### PROBLEM TO WORK ON
Below are some entries. Copy each line that holds the string "manners".

· · · ·

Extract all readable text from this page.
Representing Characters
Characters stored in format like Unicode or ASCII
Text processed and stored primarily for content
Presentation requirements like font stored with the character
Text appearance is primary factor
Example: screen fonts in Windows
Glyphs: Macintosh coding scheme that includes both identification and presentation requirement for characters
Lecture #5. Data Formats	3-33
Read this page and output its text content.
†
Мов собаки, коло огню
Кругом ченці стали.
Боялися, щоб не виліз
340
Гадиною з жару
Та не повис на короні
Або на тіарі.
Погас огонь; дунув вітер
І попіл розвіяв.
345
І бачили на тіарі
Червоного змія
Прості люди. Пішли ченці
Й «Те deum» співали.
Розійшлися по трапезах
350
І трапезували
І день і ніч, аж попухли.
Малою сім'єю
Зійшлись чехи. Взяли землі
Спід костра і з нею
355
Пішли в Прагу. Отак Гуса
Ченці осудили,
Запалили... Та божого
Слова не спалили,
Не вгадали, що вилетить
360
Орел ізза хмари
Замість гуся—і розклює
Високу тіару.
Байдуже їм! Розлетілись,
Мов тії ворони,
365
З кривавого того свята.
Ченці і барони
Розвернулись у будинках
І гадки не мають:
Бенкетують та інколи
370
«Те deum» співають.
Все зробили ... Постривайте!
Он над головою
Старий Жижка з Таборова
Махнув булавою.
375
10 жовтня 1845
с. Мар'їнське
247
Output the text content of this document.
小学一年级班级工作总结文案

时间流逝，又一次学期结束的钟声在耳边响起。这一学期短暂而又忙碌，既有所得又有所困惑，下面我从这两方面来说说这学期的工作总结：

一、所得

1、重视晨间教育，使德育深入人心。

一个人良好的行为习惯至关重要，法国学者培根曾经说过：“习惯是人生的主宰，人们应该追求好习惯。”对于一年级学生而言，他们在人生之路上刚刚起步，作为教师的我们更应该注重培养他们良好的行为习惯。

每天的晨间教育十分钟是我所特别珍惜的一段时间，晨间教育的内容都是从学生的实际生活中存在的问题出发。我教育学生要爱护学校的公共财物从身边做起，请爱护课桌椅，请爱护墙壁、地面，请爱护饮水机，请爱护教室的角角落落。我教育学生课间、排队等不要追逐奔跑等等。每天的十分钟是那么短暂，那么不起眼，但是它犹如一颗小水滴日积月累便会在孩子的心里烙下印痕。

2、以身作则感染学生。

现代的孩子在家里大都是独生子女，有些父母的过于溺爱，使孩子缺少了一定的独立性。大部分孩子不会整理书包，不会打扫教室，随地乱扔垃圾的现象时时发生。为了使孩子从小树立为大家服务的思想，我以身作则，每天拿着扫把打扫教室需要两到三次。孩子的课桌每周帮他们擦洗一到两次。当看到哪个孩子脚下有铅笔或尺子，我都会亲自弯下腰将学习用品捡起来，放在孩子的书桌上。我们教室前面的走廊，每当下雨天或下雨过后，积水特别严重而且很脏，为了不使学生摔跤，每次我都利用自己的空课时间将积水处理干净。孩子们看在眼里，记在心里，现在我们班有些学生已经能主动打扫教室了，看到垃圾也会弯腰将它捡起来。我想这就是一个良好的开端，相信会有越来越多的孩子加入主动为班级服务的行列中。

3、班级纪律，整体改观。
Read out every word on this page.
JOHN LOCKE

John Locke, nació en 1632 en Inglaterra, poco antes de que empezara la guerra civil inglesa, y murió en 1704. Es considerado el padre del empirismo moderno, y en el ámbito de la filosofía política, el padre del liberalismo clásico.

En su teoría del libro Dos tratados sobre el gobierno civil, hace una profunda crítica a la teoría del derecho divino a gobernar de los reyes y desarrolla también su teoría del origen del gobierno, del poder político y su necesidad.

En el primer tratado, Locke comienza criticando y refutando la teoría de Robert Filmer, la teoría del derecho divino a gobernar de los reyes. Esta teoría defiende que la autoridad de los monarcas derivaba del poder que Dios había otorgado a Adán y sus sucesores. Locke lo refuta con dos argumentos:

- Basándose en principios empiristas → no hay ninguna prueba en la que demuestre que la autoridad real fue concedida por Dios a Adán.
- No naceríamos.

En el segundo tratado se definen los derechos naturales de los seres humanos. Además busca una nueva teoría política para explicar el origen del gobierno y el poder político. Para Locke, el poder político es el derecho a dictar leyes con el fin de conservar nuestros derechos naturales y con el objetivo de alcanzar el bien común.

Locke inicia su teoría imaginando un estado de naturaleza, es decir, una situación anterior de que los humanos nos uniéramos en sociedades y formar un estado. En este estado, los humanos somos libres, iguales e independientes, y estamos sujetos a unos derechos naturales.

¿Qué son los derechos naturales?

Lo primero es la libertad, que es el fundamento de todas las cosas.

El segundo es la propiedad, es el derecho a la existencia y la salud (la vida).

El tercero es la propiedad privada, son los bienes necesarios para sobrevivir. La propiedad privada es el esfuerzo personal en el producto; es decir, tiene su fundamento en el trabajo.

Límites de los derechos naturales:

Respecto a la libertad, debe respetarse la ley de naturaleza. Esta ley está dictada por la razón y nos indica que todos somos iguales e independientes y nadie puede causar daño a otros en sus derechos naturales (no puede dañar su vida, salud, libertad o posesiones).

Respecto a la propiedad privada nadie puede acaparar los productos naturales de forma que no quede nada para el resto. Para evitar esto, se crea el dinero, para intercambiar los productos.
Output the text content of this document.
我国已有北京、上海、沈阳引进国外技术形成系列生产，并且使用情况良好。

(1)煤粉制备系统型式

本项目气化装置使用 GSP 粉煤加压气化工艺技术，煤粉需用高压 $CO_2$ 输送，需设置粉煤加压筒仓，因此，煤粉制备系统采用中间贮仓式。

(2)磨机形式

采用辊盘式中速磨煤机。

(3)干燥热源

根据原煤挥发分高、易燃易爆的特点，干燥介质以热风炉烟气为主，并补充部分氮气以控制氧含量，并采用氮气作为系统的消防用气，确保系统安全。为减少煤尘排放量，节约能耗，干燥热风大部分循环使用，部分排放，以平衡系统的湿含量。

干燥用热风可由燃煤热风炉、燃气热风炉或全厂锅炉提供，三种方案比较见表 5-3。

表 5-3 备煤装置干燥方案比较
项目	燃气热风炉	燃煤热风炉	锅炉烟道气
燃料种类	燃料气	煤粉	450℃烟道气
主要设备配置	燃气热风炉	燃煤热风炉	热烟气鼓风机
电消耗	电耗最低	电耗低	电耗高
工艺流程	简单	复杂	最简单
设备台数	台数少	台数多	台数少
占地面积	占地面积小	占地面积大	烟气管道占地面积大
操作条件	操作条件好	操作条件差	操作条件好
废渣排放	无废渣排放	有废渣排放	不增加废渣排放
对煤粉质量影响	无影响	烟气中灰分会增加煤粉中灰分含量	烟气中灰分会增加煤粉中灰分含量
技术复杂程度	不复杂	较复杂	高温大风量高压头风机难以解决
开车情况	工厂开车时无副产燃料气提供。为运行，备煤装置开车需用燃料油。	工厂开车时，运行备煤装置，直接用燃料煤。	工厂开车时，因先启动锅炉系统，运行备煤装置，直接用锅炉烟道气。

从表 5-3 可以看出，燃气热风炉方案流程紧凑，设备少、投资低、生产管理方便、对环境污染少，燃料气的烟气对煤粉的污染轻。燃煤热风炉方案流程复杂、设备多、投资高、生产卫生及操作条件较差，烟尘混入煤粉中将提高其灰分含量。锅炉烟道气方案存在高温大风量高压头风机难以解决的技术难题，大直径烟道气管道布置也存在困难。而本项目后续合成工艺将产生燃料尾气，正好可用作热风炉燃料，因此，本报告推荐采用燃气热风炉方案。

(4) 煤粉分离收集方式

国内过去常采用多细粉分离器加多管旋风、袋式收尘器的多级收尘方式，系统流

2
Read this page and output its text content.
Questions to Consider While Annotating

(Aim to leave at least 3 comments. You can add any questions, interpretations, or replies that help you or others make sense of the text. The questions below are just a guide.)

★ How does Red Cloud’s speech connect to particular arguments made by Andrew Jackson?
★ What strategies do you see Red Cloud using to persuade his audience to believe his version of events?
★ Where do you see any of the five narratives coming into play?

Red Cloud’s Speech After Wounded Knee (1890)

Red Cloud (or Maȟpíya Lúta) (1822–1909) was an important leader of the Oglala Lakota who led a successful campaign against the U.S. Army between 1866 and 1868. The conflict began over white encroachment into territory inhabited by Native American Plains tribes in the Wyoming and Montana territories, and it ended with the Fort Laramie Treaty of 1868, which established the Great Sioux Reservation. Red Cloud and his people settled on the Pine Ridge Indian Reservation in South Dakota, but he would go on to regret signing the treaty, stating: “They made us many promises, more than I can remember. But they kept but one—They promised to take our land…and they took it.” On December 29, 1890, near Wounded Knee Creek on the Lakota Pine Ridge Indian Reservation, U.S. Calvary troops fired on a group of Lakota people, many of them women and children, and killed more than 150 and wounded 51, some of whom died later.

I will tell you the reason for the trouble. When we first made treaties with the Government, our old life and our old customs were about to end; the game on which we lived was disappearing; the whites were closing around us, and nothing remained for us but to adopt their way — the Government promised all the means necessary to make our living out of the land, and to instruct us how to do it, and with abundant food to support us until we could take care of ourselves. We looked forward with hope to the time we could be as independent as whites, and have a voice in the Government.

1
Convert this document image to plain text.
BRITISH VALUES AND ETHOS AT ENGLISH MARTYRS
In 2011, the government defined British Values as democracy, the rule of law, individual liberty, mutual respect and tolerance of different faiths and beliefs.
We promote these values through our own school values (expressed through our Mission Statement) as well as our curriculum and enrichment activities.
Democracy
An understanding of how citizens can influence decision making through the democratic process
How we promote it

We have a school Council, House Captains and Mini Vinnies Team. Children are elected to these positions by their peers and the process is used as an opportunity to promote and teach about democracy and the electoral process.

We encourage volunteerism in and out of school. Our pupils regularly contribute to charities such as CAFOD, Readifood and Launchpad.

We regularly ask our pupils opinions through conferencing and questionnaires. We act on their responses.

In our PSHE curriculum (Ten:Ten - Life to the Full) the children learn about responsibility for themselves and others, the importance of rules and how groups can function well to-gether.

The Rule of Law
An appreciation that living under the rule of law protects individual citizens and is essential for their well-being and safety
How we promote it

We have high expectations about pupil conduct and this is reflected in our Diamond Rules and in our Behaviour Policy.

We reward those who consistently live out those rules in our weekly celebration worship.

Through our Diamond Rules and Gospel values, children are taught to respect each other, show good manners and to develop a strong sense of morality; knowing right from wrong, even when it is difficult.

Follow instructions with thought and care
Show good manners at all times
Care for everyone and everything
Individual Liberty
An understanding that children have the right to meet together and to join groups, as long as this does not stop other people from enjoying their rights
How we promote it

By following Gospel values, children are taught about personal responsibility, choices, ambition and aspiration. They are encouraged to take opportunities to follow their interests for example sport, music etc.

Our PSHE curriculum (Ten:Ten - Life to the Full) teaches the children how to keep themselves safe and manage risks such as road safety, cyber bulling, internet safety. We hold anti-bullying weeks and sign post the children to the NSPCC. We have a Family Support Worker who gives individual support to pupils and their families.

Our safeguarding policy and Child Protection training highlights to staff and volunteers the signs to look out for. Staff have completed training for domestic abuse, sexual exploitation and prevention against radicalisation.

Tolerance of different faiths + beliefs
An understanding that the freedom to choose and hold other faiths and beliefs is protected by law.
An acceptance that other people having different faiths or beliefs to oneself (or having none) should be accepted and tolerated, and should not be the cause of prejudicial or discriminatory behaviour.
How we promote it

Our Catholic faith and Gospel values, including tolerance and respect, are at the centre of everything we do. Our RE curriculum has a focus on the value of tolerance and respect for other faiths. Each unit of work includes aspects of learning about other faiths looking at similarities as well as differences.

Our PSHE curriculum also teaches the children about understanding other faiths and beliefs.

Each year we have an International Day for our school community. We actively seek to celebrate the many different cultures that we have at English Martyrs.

· · · ·

### FINISHED EXERCISE
Through our Diamond Rules and Gospel values, children are taught to respect each other, show good manners and to develop a strong sense of morality; knowing right from wrong, even when it is difficult.
Show good manners at all times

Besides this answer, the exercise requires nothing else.